Task details | Reproduce everything from the start of the items down to the line containing "252, 1158, 350]", with both ends included.

[Element-and-box listings]
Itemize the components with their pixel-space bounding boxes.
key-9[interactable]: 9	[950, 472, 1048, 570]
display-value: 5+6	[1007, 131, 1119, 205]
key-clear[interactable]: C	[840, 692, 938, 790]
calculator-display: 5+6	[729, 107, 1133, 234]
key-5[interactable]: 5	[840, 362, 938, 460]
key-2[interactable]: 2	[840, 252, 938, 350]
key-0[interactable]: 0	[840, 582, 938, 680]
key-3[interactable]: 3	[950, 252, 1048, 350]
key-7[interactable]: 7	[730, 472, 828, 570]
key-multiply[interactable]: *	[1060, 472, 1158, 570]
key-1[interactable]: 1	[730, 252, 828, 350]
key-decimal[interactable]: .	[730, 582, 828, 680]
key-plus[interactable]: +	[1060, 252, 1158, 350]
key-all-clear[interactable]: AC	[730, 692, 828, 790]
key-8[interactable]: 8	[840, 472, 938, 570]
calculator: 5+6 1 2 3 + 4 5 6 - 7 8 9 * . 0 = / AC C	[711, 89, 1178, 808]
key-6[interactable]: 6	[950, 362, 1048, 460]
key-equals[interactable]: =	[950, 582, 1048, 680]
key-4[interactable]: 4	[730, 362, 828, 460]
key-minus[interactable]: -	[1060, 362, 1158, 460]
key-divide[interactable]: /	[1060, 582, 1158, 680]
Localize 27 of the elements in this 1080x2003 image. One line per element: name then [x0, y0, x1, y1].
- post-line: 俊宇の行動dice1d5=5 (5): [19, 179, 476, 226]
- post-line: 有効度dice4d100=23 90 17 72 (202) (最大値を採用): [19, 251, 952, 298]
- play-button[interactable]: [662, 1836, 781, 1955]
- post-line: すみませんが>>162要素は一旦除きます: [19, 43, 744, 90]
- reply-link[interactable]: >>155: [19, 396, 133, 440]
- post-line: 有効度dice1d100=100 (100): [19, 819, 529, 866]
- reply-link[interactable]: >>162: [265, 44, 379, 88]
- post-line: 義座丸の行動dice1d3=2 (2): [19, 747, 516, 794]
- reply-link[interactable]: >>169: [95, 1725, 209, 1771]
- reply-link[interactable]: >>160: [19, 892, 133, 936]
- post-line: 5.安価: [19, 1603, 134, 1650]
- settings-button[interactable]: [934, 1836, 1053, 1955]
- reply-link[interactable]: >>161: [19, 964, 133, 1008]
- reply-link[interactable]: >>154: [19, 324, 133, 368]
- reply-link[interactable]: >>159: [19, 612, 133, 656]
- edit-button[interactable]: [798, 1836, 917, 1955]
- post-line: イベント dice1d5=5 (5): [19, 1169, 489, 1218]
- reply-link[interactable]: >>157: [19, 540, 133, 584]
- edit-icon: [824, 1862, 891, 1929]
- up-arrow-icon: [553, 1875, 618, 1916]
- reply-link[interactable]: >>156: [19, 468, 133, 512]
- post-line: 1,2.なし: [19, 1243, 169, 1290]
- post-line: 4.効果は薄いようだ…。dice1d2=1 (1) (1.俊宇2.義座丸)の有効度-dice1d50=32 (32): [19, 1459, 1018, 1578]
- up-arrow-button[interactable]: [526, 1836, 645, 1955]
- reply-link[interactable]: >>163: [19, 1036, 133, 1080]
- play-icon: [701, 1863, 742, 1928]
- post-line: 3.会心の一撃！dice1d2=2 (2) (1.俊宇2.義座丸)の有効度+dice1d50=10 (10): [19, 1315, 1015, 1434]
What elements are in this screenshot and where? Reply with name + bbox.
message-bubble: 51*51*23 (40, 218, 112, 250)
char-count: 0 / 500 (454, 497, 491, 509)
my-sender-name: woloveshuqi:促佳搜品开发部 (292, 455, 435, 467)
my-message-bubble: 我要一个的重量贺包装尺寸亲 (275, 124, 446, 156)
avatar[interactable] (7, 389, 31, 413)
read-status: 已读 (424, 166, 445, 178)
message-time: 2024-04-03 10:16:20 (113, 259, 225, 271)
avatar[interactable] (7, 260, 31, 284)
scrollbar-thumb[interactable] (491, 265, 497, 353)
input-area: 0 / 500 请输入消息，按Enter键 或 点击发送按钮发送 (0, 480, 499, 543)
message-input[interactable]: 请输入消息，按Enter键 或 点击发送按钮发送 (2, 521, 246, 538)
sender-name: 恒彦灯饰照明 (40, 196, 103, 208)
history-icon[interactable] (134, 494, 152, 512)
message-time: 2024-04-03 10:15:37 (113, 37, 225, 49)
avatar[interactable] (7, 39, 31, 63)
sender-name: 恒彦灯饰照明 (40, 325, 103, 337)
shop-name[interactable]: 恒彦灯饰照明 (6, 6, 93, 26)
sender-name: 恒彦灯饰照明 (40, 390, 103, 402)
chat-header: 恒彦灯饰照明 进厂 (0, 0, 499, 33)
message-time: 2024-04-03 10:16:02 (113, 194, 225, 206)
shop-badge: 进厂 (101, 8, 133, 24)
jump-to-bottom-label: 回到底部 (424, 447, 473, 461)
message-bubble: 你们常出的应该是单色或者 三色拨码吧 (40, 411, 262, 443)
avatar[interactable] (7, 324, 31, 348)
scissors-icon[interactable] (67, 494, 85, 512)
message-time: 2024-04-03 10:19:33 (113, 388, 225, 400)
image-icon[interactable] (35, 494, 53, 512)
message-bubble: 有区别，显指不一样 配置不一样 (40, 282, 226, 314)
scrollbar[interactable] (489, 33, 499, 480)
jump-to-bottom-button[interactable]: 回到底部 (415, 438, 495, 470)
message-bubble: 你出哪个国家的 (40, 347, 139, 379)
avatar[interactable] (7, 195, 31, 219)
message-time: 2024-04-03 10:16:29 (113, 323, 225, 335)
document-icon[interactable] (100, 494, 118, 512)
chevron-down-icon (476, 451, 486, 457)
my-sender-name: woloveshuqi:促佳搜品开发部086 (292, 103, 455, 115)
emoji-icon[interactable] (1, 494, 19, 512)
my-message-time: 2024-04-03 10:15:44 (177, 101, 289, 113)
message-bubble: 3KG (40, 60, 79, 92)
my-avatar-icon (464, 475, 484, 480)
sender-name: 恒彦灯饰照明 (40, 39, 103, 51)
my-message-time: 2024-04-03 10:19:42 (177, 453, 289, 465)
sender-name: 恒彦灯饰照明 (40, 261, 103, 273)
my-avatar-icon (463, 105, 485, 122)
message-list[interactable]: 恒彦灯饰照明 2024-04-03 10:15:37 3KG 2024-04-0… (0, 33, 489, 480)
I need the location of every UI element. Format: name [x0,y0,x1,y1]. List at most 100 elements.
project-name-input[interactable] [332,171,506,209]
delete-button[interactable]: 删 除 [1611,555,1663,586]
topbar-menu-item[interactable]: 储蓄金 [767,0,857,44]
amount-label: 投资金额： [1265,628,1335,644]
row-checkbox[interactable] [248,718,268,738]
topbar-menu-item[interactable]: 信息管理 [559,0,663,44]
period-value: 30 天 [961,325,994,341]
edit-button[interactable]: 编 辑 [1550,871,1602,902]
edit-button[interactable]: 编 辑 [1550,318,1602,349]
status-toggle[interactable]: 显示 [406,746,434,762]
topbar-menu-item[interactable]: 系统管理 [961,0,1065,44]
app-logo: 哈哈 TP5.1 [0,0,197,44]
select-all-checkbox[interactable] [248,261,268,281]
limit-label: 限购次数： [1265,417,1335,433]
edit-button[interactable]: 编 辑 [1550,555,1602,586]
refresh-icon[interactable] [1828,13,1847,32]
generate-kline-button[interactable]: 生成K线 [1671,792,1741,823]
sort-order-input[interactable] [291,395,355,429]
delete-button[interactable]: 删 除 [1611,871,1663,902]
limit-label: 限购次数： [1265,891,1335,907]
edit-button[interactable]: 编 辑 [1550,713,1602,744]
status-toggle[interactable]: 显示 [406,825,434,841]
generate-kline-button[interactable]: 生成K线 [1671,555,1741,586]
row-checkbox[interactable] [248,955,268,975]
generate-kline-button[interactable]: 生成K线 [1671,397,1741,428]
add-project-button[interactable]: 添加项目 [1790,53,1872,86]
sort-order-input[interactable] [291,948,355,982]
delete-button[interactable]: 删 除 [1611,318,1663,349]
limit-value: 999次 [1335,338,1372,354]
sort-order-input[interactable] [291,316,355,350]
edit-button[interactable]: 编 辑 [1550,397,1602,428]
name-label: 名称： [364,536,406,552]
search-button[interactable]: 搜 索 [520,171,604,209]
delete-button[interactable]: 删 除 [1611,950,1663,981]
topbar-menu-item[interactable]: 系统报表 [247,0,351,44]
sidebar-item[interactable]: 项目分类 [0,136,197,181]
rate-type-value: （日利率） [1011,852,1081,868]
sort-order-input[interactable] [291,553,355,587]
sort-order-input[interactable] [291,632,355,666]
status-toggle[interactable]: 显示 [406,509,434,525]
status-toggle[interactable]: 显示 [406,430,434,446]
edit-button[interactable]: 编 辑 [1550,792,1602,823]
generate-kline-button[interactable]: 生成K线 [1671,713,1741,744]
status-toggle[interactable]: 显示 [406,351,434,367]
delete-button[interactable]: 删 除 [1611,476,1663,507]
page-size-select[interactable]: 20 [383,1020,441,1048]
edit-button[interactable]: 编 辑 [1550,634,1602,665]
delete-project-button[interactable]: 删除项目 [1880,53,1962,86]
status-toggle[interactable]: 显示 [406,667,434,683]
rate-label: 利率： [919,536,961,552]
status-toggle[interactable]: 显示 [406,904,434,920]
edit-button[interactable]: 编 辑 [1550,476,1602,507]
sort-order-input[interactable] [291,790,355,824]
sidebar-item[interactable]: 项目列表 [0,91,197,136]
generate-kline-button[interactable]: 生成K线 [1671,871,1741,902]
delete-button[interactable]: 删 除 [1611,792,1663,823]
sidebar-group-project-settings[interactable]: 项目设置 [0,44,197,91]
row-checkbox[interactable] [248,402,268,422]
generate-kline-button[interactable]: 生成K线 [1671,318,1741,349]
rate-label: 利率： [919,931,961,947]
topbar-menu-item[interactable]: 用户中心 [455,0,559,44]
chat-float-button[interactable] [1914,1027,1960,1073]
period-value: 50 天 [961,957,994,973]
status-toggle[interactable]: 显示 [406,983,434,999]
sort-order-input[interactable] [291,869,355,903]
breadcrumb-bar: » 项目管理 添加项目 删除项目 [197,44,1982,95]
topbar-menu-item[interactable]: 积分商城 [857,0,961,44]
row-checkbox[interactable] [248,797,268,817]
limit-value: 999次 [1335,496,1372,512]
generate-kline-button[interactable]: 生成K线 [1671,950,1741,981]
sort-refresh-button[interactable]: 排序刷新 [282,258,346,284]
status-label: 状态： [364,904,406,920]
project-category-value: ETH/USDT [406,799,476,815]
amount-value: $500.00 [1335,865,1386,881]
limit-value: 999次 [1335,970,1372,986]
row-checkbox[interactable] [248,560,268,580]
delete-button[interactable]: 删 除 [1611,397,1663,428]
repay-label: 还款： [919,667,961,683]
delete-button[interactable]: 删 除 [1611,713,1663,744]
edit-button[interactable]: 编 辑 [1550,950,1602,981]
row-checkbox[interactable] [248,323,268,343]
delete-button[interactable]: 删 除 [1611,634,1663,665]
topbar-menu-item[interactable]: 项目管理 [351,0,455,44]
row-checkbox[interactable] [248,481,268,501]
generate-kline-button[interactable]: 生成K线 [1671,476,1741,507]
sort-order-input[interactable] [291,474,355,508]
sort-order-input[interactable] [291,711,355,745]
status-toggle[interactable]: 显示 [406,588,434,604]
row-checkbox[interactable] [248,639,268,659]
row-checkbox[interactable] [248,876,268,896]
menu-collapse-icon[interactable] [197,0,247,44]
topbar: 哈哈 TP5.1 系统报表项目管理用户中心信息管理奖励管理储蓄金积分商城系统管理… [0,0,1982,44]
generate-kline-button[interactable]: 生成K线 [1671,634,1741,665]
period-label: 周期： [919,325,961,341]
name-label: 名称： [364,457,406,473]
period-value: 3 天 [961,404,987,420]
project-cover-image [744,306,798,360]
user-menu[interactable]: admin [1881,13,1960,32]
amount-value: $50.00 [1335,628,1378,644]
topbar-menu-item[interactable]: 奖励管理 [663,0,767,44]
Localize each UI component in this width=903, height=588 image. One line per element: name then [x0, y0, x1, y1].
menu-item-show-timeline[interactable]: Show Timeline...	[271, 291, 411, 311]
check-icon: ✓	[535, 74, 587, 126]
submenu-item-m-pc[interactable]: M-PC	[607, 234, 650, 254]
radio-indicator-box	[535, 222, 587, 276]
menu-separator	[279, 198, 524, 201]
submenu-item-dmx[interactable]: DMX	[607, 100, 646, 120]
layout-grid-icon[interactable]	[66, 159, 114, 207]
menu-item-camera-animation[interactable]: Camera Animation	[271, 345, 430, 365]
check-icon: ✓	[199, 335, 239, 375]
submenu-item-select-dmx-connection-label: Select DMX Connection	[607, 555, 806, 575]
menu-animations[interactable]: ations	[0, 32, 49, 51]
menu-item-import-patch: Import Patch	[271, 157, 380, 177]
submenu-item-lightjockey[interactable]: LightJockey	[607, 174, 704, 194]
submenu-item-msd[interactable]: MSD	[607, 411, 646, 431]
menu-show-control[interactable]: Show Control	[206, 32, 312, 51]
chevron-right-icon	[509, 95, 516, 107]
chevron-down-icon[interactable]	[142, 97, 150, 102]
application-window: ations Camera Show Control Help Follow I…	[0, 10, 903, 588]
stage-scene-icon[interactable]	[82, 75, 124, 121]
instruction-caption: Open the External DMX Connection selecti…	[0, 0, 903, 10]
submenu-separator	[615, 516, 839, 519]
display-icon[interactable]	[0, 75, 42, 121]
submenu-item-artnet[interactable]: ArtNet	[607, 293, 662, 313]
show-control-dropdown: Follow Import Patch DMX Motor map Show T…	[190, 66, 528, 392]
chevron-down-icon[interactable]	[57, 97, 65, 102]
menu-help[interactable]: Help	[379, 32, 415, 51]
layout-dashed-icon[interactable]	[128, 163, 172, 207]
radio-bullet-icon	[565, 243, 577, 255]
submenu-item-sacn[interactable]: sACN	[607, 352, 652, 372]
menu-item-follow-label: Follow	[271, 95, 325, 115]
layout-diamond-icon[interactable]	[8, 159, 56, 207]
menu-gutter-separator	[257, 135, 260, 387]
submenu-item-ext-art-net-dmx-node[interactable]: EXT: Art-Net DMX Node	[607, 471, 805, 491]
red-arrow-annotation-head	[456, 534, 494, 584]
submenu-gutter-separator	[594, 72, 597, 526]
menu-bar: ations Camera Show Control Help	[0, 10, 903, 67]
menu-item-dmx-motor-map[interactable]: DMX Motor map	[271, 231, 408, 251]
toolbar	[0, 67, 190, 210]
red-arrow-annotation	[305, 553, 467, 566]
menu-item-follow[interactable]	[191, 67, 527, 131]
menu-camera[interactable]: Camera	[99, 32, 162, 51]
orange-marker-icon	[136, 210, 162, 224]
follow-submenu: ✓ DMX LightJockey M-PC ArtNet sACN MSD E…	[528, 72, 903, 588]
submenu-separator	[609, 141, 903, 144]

Output of the exercise |
Itemize the components with their pixel-space bounding boxes.
key-9[interactable]: 9	[950, 472, 1048, 570]
display-value: 5+6	[1007, 131, 1119, 205]
key-clear[interactable]: C	[840, 692, 938, 790]
calculator-display: 5+6	[729, 107, 1133, 234]
key-5[interactable]: 5	[840, 362, 938, 460]
key-2[interactable]: 2	[840, 252, 938, 350]
key-0[interactable]: 0	[840, 582, 938, 680]
key-3[interactable]: 3	[950, 252, 1048, 350]
key-7[interactable]: 7	[730, 472, 828, 570]
key-multiply[interactable]: *	[1060, 472, 1158, 570]
key-1[interactable]: 1	[730, 252, 828, 350]
key-decimal[interactable]: .	[730, 582, 828, 680]
key-plus[interactable]: +	[1060, 252, 1158, 350]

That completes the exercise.